=== INPUT DATA ===
────────────────────────────────────────

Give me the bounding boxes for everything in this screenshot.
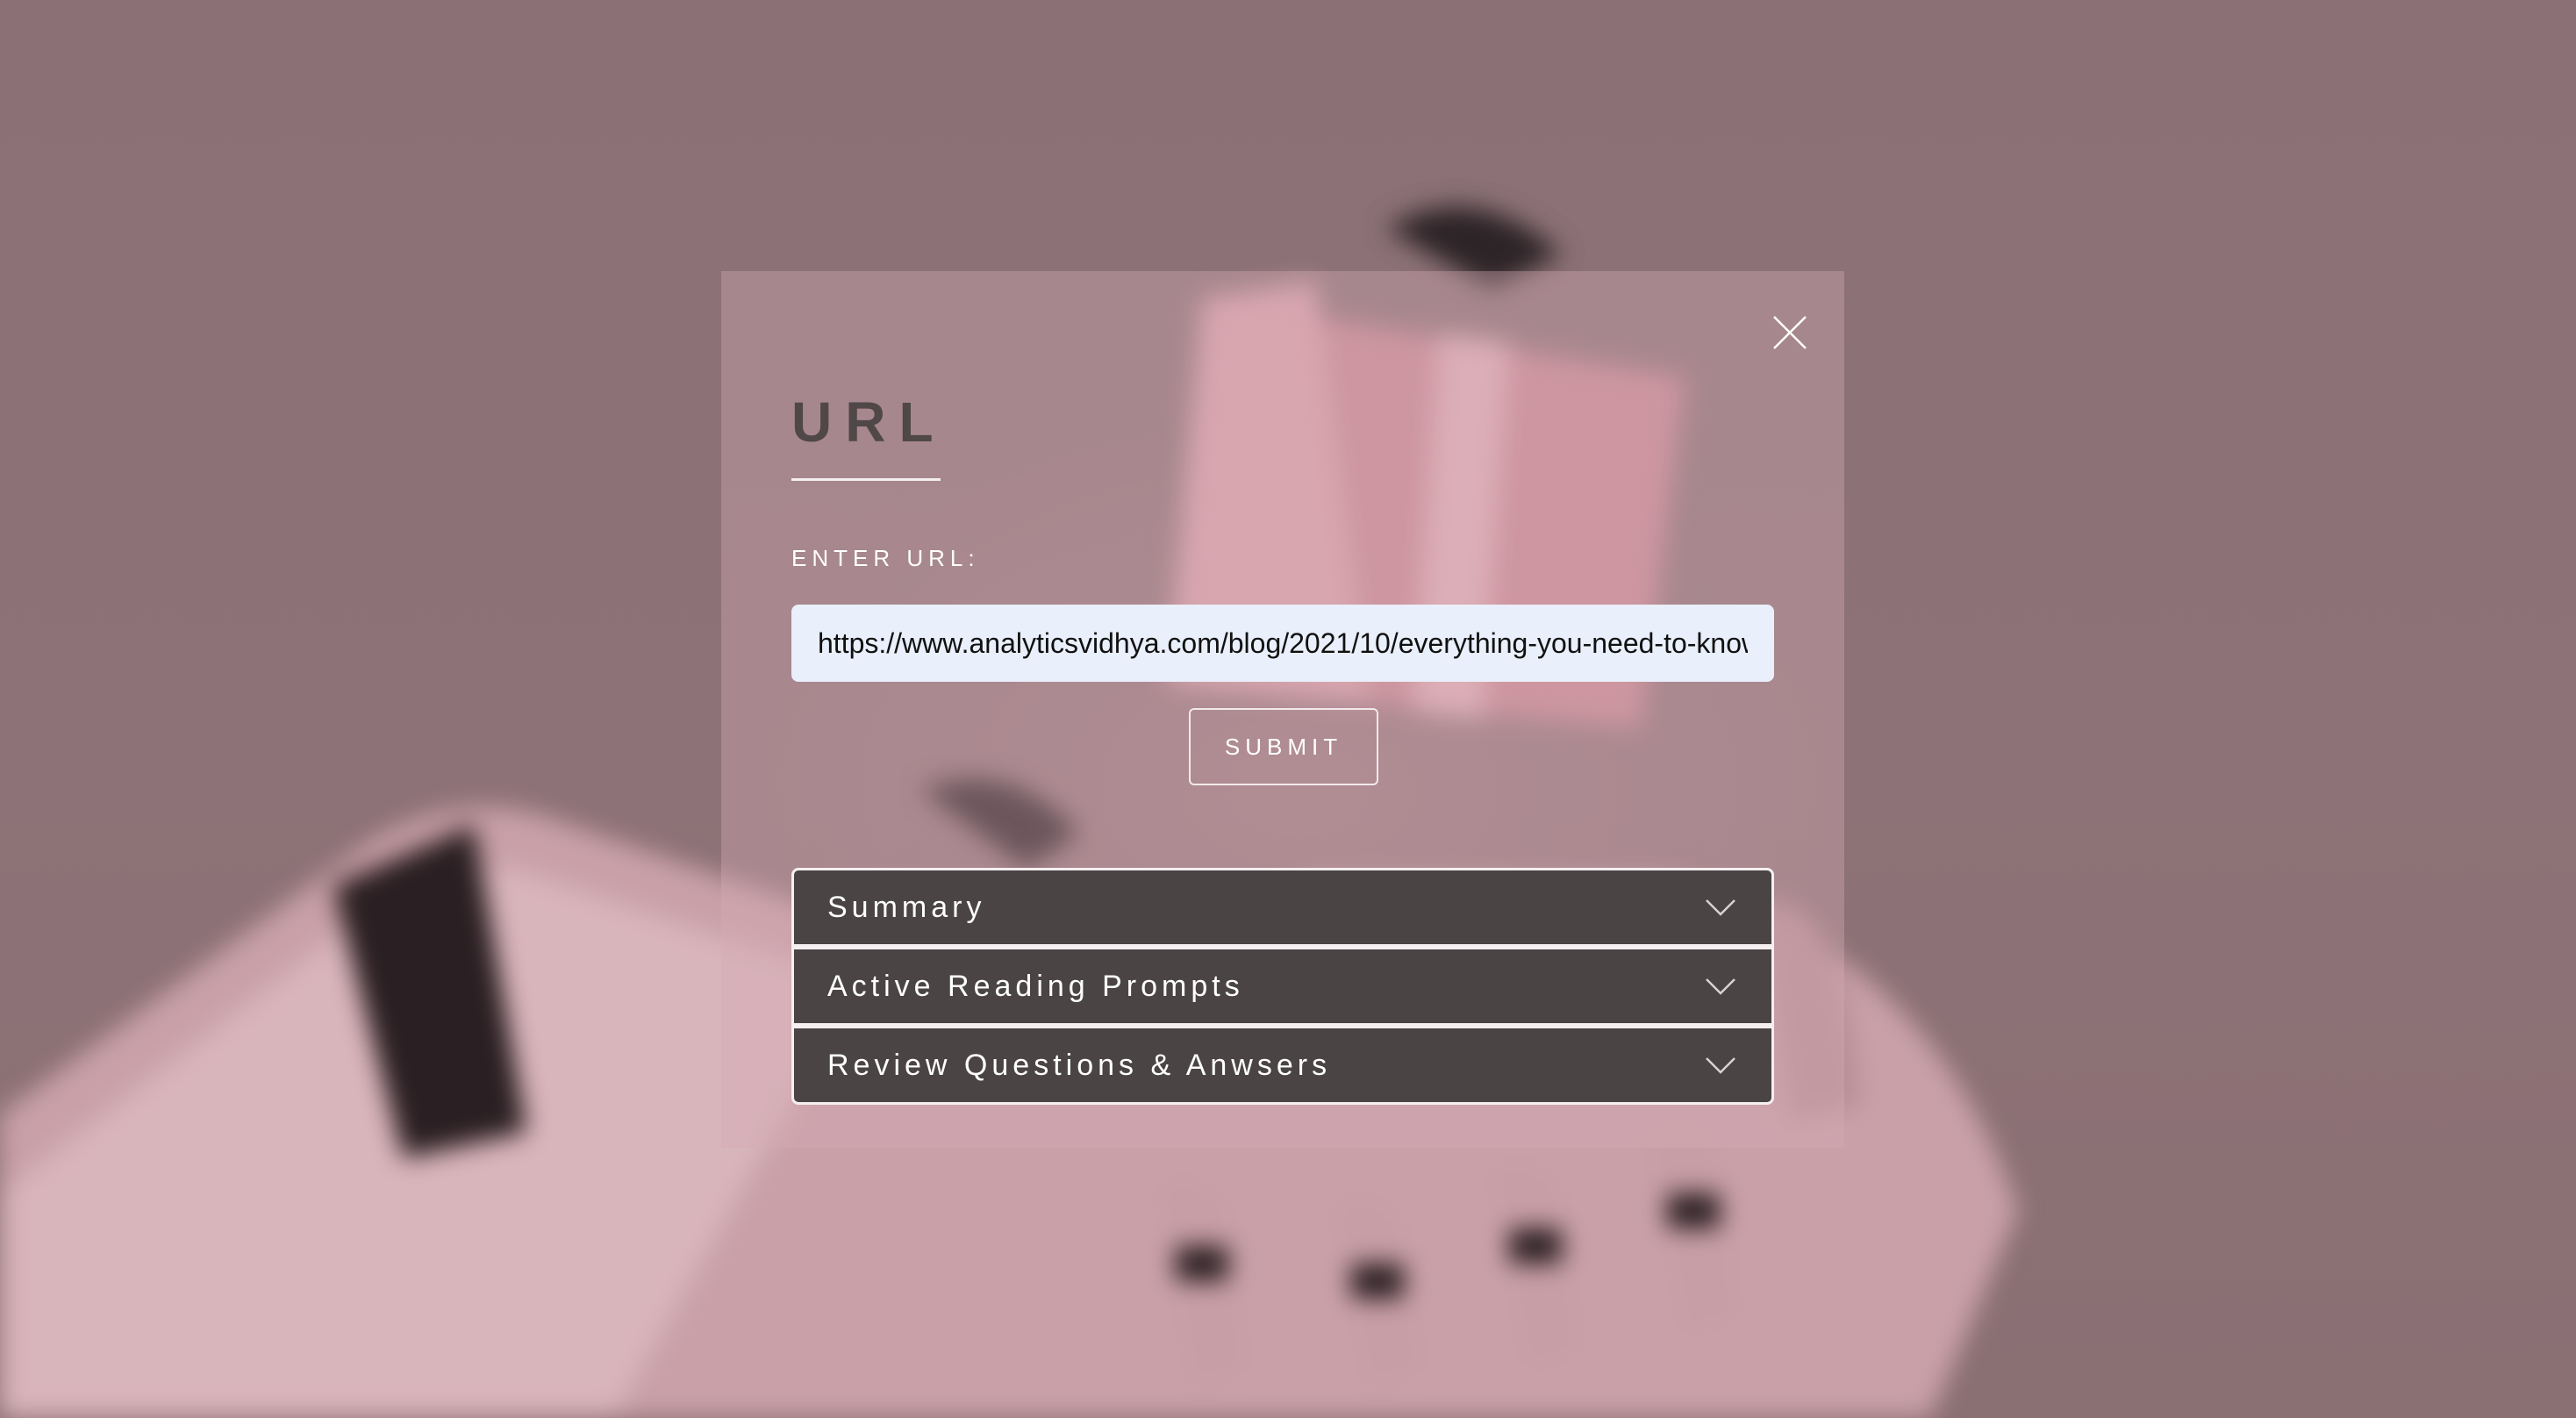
- url-field-label: ENTER URL:: [791, 545, 980, 571]
- submit-button[interactable]: SUBMIT: [1189, 708, 1378, 785]
- accordion-item-review-questions[interactable]: Review Questions & Anwsers: [791, 1026, 1774, 1105]
- chevron-down-icon: [1706, 899, 1735, 916]
- results-accordion: Summary Active Reading Prompts Review Qu…: [791, 868, 1774, 1105]
- accordion-item-label: Active Reading Prompts: [827, 970, 1244, 1003]
- close-icon: [1773, 316, 1807, 349]
- close-button[interactable]: [1771, 313, 1809, 352]
- url-input[interactable]: [791, 605, 1774, 682]
- accordion-item-label: Review Questions & Anwsers: [827, 1049, 1332, 1082]
- chevron-down-icon: [1706, 978, 1735, 995]
- accordion-item-label: Summary: [827, 891, 986, 924]
- accordion-item-summary[interactable]: Summary: [791, 868, 1774, 947]
- chevron-down-icon: [1706, 1057, 1735, 1074]
- accordion-item-active-reading-prompts[interactable]: Active Reading Prompts: [791, 947, 1774, 1026]
- title-underline: [791, 478, 941, 481]
- modal-title: URL: [791, 390, 947, 454]
- url-modal: URL ENTER URL: SUBMIT Summary Active Rea…: [721, 271, 1844, 1148]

────────────────────────────────────────

=== TASK OBJECTIVE ===
Output the lines above as a JSON list of strings, one string per line, with blank lines and the picture left out.

=== WRITTEN RESPONSE ===
[
  "Give me the bounding boxes for everything in this screenshot.",
  "- url-field-label: ENTER URL:: [791, 545, 980, 571]",
  "- submit-button[interactable]: SUBMIT: [1189, 708, 1378, 785]",
  "- accordion-item-review-questions[interactable]: Review Questions & Anwsers: [791, 1026, 1774, 1105]",
  "- chevron-down-icon: [1706, 899, 1735, 916]",
  "- results-accordion: Summary Active Reading Prompts Review Qu…: [791, 868, 1774, 1105]",
  "- accordion-item-label: Active Reading Prompts: [827, 970, 1244, 1003]",
  "- close-icon: [1773, 316, 1807, 349]",
  "- close-button[interactable]: [1771, 313, 1809, 352]",
  "- url-input[interactable]: [791, 605, 1774, 682]",
  "- accordion-item-label: Review Questions & Anwsers: [827, 1049, 1332, 1082]",
  "- chevron-down-icon: [1706, 978, 1735, 995]",
  "- accordion-item-label: Summary: [827, 891, 986, 924]",
  "- accordion-item-summary[interactable]: Summary: [791, 868, 1774, 947]",
  "- chevron-down-icon: [1706, 1057, 1735, 1074]",
  "- accordion-item-active-reading-prompts[interactable]: Active Reading Prompts: [791, 947, 1774, 1026]",
  "- title-underline: [791, 478, 941, 481]",
  "- modal-title: URL: [791, 390, 947, 454]",
  "- url-modal: URL ENTER URL: SUBMIT Summary Active Rea…: [721, 271, 1844, 1148]"
]